GIVEN DATA:
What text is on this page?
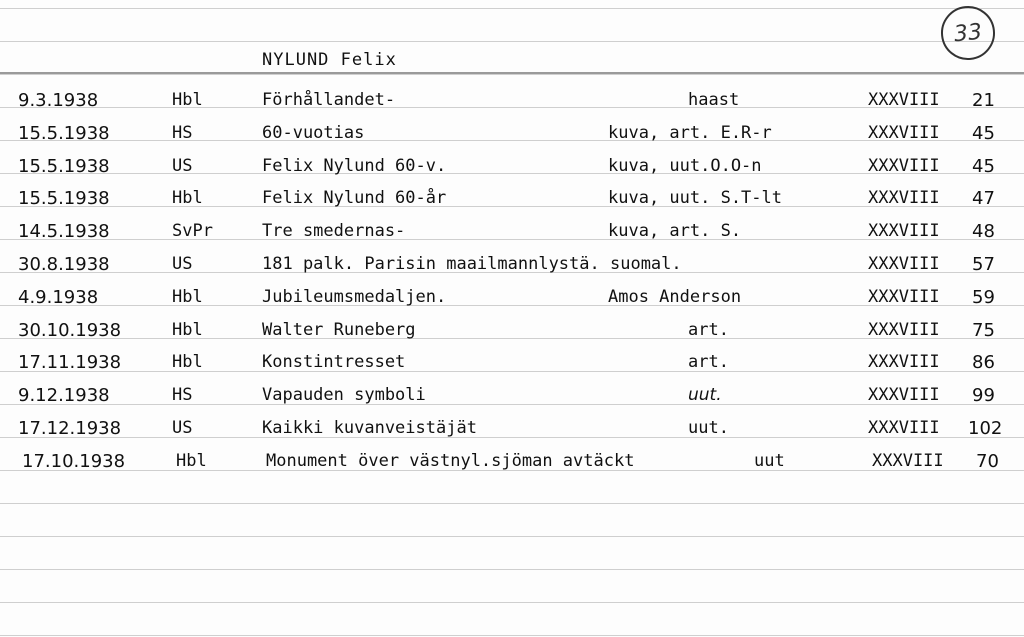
33
NYLUND Felix
9.3.1938	Hbl	Förhållandet-	haast	XXXVIII 21
15.5.1938	HS	60-vuotias	kuva, art. E.R-r	XXXVIII 45
15.5.1938	US	Felix Nylund 60-v.	kuva, uut.O.O-n	XXXVIII 45
15.5.1938	Hbl	Felix Nylund 60-år	kuva, uut. S.T-lt	XXXVIII 47
14.5.1938	SvPr	Tre smedernas-	kuva, art. S.	XXXVIII 48
30.8.1938	US	181 palk. Parisin maailmannlystä. suomal.	XXXVIII 57
4.9.1938	Hbl	Jubileumsmedaljen.	Amos Anderson	XXXVIII 59
30.10.1938	Hbl	Walter Runeberg	art.	XXXVIII 75
17.11.1938	Hbl	Konstintresset	art.	XXXVIII 86
9.12.1938	HS	Vapauden symboli	uut.	XXXVIII 99
17.12.1938	US	Kaikki kuvanveistäjät	uut.	XXXVIII 102
17.10.1938	Hbl	Monument över västnyl.sjöman avtäckt	uut	XXXVIII 70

STATED PROBLEM: Show the lines where the word "Felix" appears in the entries.

SOLVED PROBLEM:
NYLUND Felix
15.5.1938	US	Felix Nylund 60-v.	kuva, uut.O.O-n	XXXVIII 45
15.5.1938	Hbl	Felix Nylund 60-år	kuva, uut. S.T-lt	XXXVIII 47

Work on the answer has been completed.